◆ DIRECTIONS FOR THIS TASK ◆
Determine the number of lines containing the word "εἶναι". Reply with it and nothing else.

:: DATA SUPPLIED ::

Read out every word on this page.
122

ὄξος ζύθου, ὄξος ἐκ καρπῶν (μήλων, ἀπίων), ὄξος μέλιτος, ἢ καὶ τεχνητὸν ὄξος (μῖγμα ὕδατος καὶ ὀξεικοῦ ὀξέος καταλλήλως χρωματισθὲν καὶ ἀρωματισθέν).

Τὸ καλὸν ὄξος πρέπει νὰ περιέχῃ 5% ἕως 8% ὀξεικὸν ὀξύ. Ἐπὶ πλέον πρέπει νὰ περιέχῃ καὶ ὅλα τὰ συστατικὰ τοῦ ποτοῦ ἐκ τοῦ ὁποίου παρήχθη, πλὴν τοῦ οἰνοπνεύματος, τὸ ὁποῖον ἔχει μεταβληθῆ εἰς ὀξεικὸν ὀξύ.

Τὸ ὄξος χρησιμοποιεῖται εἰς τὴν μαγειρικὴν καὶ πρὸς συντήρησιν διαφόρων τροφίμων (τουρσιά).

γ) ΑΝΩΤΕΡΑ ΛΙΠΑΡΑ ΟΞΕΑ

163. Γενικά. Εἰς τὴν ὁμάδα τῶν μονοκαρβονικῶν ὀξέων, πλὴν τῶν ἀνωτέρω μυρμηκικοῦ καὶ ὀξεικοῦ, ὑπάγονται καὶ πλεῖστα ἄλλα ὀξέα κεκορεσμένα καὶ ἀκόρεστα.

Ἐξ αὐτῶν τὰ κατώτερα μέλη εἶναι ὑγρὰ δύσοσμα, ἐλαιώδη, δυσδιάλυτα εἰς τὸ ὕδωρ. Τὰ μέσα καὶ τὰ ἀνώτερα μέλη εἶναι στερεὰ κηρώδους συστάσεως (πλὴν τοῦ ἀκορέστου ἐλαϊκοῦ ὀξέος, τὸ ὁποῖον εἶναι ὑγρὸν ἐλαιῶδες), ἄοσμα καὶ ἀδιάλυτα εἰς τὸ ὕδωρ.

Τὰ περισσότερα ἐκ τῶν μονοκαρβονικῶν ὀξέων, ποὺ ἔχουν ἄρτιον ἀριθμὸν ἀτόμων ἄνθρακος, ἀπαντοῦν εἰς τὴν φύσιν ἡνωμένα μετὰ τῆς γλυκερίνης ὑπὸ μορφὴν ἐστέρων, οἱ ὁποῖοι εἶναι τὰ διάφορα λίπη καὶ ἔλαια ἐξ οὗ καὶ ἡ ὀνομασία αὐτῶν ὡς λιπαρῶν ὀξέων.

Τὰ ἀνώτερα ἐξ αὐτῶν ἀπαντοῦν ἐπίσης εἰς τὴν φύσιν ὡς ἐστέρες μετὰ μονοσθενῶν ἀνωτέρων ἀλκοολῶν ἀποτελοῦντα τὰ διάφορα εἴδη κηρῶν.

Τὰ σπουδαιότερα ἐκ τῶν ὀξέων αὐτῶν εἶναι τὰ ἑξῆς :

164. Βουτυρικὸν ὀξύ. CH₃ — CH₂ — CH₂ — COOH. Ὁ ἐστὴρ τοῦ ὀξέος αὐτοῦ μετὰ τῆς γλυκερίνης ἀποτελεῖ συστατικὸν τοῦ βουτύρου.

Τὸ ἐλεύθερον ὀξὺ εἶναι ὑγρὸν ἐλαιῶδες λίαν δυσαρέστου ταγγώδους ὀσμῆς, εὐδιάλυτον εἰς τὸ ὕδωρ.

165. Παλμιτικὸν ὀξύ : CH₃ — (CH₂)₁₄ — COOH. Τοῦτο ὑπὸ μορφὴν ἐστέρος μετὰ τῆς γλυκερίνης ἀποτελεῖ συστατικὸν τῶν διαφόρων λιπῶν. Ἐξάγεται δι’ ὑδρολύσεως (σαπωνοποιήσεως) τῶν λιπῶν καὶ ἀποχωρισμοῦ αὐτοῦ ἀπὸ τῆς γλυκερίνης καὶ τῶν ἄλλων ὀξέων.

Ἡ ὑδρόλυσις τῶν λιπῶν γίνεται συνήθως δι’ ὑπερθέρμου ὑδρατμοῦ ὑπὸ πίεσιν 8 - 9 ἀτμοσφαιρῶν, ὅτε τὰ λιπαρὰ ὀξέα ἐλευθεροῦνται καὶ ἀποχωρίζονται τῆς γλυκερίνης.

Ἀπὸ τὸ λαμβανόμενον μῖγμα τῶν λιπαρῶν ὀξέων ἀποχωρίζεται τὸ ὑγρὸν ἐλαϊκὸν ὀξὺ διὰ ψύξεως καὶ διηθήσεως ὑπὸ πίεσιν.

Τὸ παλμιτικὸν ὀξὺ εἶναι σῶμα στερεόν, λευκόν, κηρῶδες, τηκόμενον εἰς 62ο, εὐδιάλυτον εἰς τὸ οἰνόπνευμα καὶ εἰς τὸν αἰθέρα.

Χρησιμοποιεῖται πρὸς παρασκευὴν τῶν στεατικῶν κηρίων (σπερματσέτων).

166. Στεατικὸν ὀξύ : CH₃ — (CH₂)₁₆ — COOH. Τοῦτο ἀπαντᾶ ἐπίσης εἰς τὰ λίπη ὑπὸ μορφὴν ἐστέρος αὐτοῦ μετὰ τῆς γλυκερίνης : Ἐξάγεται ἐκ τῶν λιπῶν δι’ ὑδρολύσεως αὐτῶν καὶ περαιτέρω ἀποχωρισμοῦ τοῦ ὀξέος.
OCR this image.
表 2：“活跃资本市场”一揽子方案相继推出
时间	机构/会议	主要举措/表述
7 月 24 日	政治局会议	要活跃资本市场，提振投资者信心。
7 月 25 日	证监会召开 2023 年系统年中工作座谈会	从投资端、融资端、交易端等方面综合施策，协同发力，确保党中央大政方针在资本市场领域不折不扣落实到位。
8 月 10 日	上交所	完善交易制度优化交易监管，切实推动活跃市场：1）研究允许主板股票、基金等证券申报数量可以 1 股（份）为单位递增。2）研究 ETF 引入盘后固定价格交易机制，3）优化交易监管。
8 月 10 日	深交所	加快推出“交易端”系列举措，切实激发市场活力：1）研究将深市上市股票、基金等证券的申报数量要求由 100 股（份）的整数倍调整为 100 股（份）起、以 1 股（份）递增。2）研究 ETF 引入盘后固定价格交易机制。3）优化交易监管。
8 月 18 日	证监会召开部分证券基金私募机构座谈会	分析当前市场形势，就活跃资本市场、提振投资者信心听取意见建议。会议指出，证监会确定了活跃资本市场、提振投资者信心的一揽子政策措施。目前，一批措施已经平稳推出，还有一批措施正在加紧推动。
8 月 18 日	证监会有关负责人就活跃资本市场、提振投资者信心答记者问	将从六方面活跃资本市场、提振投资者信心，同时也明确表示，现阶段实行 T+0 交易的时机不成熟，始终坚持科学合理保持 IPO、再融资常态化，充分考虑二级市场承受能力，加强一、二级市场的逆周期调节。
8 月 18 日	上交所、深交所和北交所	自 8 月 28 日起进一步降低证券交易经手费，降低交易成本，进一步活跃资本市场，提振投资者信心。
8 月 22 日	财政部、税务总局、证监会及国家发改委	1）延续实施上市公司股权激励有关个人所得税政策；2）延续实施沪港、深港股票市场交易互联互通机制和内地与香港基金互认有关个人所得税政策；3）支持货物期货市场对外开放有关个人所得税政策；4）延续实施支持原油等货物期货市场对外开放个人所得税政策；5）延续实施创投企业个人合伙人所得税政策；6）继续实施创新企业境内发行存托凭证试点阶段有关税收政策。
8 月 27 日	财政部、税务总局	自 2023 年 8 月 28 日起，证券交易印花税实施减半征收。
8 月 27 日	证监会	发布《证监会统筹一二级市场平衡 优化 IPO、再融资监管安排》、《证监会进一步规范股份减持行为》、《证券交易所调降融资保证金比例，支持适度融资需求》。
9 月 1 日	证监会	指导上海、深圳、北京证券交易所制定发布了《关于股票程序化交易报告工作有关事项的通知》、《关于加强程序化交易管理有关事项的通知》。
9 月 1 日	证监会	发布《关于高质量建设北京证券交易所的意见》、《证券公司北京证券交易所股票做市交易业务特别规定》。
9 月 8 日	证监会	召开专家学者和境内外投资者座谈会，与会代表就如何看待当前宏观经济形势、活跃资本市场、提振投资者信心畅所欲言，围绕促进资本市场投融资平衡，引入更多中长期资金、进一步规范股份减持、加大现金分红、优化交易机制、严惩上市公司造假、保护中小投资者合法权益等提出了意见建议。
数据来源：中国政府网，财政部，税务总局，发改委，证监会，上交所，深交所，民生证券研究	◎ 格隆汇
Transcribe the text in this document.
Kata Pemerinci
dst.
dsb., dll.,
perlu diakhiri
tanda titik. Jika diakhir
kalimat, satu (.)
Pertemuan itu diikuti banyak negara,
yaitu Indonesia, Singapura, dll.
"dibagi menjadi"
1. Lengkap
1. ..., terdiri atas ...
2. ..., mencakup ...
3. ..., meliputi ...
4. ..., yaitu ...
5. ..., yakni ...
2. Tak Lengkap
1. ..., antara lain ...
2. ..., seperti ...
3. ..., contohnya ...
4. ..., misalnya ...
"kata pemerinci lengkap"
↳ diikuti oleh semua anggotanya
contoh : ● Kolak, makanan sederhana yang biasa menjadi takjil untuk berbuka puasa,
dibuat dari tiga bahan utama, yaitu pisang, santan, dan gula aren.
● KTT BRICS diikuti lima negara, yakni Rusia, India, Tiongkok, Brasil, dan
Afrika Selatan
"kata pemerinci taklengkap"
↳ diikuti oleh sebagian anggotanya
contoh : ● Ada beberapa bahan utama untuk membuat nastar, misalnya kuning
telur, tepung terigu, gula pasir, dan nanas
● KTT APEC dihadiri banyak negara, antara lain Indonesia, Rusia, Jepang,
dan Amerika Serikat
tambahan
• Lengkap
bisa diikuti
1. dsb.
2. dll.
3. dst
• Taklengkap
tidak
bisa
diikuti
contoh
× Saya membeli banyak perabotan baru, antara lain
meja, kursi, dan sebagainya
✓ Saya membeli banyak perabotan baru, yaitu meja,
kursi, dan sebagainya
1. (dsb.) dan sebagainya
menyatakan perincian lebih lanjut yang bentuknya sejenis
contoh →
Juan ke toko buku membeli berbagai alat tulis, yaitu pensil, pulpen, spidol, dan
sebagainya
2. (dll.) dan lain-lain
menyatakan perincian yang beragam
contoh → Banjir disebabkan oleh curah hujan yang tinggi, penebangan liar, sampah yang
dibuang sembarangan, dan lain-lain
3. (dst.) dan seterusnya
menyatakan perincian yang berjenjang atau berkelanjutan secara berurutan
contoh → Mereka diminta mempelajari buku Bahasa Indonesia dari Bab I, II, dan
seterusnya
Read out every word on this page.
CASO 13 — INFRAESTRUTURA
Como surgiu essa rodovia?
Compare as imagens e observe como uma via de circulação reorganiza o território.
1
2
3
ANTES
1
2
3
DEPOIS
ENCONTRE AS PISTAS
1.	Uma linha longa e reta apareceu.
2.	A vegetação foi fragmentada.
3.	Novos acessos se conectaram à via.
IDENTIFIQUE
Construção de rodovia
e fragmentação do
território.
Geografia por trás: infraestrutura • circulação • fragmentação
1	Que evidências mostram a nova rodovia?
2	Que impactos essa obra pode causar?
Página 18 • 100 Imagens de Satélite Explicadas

:::

◆ ANSWER IN FULL ◆
5